# Aim of the task
Write out all of the entries that follow, word for word, but skip the pictures.

((

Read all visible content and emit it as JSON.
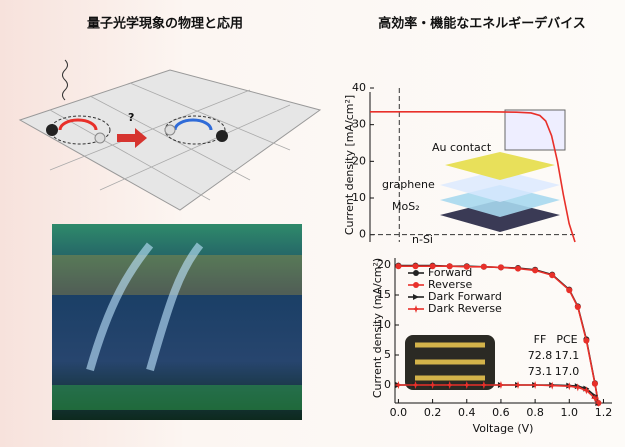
{
  "headings": [
    "量子光学現象の物理と応用",
    "高効率・機能なエネルギーデバイス"
  ],
  "illustration": {
    "label": "?"
  },
  "chart_data": [
    {
      "type": "line",
      "y_label": "Current density [mA/cm²]",
      "annotations": [
        "Au contact",
        "graphene",
        "MoS₂",
        "n-Si"
      ],
      "x": [
        -0.1,
        0.0,
        0.1,
        0.2,
        0.3,
        0.4,
        0.45,
        0.48,
        0.5,
        0.52,
        0.54,
        0.56,
        0.58,
        0.6
      ],
      "series": [
        {
          "color": "#e8302a",
          "values": [
            33.5,
            33.5,
            33.5,
            33.5,
            33.5,
            33.4,
            33.2,
            32.5,
            31,
            27,
            20,
            11,
            3,
            -2
          ]
        }
      ],
      "xlim": [
        -0.1,
        0.6
      ],
      "ylim": [
        -2,
        40
      ],
      "yticks": [
        0,
        10,
        20,
        30,
        40
      ]
    },
    {
      "type": "line",
      "x_label": "Voltage (V)",
      "y_label": "Current density (mA/cm²)",
      "x": [
        0,
        0.1,
        0.2,
        0.3,
        0.4,
        0.5,
        0.6,
        0.7,
        0.8,
        0.9,
        1.0,
        1.05,
        1.1,
        1.15,
        1.17
      ],
      "series": [
        {
          "name": "Forward",
          "color": "#222222",
          "marker": "circle",
          "values": [
            19.9,
            19.9,
            19.9,
            19.8,
            19.8,
            19.7,
            19.6,
            19.5,
            19.2,
            18.4,
            15.9,
            13.1,
            7.6,
            0.3,
            -3
          ]
        },
        {
          "name": "Reverse",
          "color": "#e8302a",
          "marker": "circle",
          "values": [
            19.8,
            19.8,
            19.8,
            19.8,
            19.7,
            19.7,
            19.6,
            19.4,
            19.1,
            18.3,
            15.8,
            13,
            7.4,
            0.2,
            -3
          ]
        },
        {
          "name": "Dark Forward",
          "color": "#222222",
          "marker": "arrow",
          "values": [
            0,
            0,
            0,
            0,
            0,
            0,
            0,
            0,
            0,
            0,
            -0.1,
            -0.2,
            -0.6,
            -1.8,
            -3
          ]
        },
        {
          "name": "Dark Reverse",
          "color": "#e8302a",
          "marker": "star",
          "values": [
            0,
            0,
            0,
            0,
            0,
            0,
            0,
            0,
            0,
            -0.1,
            -0.2,
            -0.4,
            -0.9,
            -2.2,
            -3
          ]
        }
      ],
      "table": {
        "headers": [
          "FF",
          "PCE"
        ],
        "rows": [
          [
            "72.8",
            "17.1"
          ],
          [
            "73.1",
            "17.0"
          ]
        ]
      },
      "xlim": [
        -0.02,
        1.25
      ],
      "xticks": [
        {
          "value": 0,
          "label": "0.0"
        },
        0.2,
        0.4,
        0.6,
        0.8,
        {
          "value": 1,
          "label": "1.0"
        },
        1.2
      ],
      "ylim": [
        -3,
        22
      ],
      "yticks": [
        0,
        5,
        10,
        15,
        20
      ]
    }
  ]
}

))

# Finished task
Read all visible content and emit it as JSON.
{
  "headings": [
    "量子光学現象の物理と応用",
    "高効率・機能なエネルギーデバイス"
  ],
  "illustration": {
    "label": "?"
  },
  "chart_data": [
    {
      "type": "line",
      "y_label": "Current density [mA/cm²]",
      "annotations": [
        "Au contact",
        "graphene",
        "MoS₂",
        "n-Si"
      ],
      "x": [
        -0.1,
        0.0,
        0.1,
        0.2,
        0.3,
        0.4,
        0.45,
        0.48,
        0.5,
        0.52,
        0.54,
        0.56,
        0.58,
        0.6
      ],
      "series": [
        {
          "color": "#e8302a",
          "values": [
            33.5,
            33.5,
            33.5,
            33.5,
            33.5,
            33.4,
            33.2,
            32.5,
            31,
            27,
            20,
            11,
            3,
            -2
          ]
        }
      ],
      "xlim": [
        -0.1,
        0.6
      ],
      "ylim": [
        -2,
        40
      ],
      "yticks": [
        0,
        10,
        20,
        30,
        40
      ]
    },
    {
      "type": "line",
      "x_label": "Voltage (V)",
      "y_label": "Current density (mA/cm²)",
      "x": [
        0,
        0.1,
        0.2,
        0.3,
        0.4,
        0.5,
        0.6,
        0.7,
        0.8,
        0.9,
        1.0,
        1.05,
        1.1,
        1.15,
        1.17
      ],
      "series": [
        {
          "name": "Forward",
          "color": "#222222",
          "marker": "circle",
          "values": [
            19.9,
            19.9,
            19.9,
            19.8,
            19.8,
            19.7,
            19.6,
            19.5,
            19.2,
            18.4,
            15.9,
            13.1,
            7.6,
            0.3,
            -3
          ]
        },
        {
          "name": "Reverse",
          "color": "#e8302a",
          "marker": "circle",
          "values": [
            19.8,
            19.8,
            19.8,
            19.8,
            19.7,
            19.7,
            19.6,
            19.4,
            19.1,
            18.3,
            15.8,
            13,
            7.4,
            0.2,
            -3
          ]
        },
        {
          "name": "Dark Forward",
          "color": "#222222",
          "marker": "arrow",
          "values": [
            0,
            0,
            0,
            0,
            0,
            0,
            0,
            0,
            0,
            0,
            -0.1,
            -0.2,
            -0.6,
            -1.8,
            -3
          ]
        },
        {
          "name": "Dark Reverse",
          "color": "#e8302a",
          "marker": "star",
          "values": [
            0,
            0,
            0,
            0,
            0,
            0,
            0,
            0,
            0,
            -0.1,
            -0.2,
            -0.4,
            -0.9,
            -2.2,
            -3
          ]
        }
      ],
      "table": {
        "headers": [
          "FF",
          "PCE"
        ],
        "rows": [
          [
            "72.8",
            "17.1"
          ],
          [
            "73.1",
            "17.0"
          ]
        ]
      },
      "xlim": [
        -0.02,
        1.25
      ],
      "xticks": [
        {
          "value": 0,
          "label": "0.0"
        },
        0.2,
        0.4,
        0.6,
        0.8,
        {
          "value": 1,
          "label": "1.0"
        },
        1.2
      ],
      "ylim": [
        -3,
        22
      ],
      "yticks": [
        0,
        5,
        10,
        15,
        20
      ]
    }
  ]
}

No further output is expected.